►

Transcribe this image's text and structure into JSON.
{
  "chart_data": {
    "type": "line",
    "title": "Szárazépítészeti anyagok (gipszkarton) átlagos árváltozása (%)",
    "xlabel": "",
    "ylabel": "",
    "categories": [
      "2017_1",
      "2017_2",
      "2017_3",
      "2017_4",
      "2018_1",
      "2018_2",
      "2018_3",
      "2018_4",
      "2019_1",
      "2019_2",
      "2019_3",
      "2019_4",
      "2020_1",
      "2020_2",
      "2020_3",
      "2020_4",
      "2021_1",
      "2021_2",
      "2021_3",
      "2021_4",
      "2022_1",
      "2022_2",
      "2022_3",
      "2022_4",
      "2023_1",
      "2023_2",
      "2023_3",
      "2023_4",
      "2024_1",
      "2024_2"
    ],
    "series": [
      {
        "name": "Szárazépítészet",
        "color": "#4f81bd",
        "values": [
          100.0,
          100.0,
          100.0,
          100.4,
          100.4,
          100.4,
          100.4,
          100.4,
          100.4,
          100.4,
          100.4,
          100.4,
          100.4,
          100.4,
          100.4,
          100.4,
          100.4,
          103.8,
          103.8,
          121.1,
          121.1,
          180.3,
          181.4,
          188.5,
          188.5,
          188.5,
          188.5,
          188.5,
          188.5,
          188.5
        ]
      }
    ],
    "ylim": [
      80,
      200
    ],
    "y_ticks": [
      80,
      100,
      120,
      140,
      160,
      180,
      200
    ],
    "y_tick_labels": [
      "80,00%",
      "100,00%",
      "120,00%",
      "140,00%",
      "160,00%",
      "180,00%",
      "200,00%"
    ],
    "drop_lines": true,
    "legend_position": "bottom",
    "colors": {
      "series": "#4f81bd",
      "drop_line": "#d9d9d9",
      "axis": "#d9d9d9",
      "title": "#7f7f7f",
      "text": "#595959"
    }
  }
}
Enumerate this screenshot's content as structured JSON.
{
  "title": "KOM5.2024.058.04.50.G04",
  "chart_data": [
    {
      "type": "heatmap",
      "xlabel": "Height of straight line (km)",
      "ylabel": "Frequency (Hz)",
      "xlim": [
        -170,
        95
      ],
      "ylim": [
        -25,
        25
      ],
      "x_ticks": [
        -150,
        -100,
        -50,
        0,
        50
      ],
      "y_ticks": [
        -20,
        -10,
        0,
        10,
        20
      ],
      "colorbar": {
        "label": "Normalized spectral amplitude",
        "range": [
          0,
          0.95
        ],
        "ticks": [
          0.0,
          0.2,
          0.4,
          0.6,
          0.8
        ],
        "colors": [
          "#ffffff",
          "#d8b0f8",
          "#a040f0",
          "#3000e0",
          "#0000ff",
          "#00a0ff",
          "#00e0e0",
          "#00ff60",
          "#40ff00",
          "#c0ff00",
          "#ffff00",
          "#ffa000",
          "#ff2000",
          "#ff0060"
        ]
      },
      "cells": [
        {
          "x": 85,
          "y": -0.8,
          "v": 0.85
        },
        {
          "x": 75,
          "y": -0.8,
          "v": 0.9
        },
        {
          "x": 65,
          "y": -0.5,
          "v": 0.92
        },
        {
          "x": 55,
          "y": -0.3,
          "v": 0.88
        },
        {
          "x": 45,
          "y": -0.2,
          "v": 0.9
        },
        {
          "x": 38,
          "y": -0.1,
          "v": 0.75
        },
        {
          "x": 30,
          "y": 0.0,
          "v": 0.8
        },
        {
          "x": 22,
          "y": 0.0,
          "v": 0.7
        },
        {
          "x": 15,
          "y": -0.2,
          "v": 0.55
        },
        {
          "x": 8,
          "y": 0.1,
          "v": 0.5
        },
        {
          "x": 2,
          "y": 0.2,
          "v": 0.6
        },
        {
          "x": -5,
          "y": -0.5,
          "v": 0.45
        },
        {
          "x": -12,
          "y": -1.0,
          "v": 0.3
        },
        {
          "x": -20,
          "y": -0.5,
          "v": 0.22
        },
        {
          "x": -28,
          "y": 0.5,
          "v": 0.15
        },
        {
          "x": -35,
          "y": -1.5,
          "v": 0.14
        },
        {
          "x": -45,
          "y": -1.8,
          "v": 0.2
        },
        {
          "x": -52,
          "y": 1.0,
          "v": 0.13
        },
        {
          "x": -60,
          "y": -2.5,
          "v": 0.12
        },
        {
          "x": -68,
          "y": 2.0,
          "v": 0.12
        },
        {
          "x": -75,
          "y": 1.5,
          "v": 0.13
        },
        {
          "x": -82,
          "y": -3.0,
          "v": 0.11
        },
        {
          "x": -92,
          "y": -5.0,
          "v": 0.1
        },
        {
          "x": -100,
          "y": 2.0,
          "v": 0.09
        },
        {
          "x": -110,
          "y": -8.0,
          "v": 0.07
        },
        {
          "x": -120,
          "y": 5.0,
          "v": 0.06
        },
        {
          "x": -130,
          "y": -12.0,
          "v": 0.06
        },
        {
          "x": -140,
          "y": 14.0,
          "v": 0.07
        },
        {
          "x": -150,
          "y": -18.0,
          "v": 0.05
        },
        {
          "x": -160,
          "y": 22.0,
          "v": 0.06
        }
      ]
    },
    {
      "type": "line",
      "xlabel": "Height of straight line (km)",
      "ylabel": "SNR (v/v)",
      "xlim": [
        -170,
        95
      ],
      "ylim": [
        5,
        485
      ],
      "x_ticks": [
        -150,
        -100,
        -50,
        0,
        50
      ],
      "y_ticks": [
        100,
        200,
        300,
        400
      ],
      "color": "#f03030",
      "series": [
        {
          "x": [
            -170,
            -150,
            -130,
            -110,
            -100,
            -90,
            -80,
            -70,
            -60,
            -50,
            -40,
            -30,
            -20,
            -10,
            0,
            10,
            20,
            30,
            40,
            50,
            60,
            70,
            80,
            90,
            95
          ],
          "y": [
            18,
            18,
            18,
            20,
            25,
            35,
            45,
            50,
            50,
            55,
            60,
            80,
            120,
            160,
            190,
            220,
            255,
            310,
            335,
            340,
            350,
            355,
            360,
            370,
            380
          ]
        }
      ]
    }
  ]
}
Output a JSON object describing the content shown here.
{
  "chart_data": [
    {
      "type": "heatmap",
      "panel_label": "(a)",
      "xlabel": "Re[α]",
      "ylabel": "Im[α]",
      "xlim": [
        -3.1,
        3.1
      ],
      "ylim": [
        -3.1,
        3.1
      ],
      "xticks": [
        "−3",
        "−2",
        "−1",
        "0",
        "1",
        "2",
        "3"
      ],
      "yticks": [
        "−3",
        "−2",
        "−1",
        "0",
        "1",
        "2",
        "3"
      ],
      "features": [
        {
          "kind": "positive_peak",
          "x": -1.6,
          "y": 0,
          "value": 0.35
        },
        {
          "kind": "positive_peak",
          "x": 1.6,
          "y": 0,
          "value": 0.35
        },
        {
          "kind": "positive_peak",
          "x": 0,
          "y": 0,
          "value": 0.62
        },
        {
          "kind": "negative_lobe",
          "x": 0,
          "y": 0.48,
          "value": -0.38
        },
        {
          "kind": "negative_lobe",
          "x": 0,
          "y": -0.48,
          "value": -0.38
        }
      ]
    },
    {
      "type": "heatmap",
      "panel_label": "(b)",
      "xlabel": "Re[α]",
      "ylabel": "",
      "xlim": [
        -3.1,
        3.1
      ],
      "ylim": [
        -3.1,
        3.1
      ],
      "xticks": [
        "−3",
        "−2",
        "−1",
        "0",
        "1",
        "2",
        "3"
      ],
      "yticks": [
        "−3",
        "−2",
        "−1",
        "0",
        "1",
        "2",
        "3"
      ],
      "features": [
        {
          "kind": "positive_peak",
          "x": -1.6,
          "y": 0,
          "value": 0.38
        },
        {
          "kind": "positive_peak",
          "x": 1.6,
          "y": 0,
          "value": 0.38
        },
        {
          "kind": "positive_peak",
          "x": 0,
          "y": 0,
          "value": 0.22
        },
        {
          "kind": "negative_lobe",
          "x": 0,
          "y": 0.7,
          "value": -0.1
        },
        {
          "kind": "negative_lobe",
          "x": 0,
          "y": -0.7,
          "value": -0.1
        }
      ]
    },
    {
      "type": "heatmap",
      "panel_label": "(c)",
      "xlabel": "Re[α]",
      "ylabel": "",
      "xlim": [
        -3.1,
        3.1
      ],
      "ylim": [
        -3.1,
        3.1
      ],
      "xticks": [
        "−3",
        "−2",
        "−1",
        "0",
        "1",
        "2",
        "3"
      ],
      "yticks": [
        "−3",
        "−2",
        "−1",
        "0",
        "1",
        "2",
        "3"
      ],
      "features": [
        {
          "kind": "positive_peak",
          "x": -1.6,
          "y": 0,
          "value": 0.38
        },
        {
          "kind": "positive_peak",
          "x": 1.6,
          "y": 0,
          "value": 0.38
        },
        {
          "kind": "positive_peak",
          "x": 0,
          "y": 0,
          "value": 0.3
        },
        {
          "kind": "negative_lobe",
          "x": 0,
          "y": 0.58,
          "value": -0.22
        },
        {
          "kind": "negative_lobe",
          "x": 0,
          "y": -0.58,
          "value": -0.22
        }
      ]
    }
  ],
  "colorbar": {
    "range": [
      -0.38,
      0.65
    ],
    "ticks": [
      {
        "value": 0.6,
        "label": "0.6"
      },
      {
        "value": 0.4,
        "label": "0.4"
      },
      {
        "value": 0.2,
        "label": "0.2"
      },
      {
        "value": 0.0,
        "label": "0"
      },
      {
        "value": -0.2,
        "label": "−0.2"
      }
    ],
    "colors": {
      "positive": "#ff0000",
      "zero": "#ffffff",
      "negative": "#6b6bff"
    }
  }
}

◄

Your task: Within the data above, pick out all lines holding the word "title".

Output of the task:
    "title": "Szárazépítészeti anyagok (gipszkarton) átlagos árváltozása (%)",
      "title": "#7f7f7f",
  "title": "KOM5.2024.058.04.50.G04",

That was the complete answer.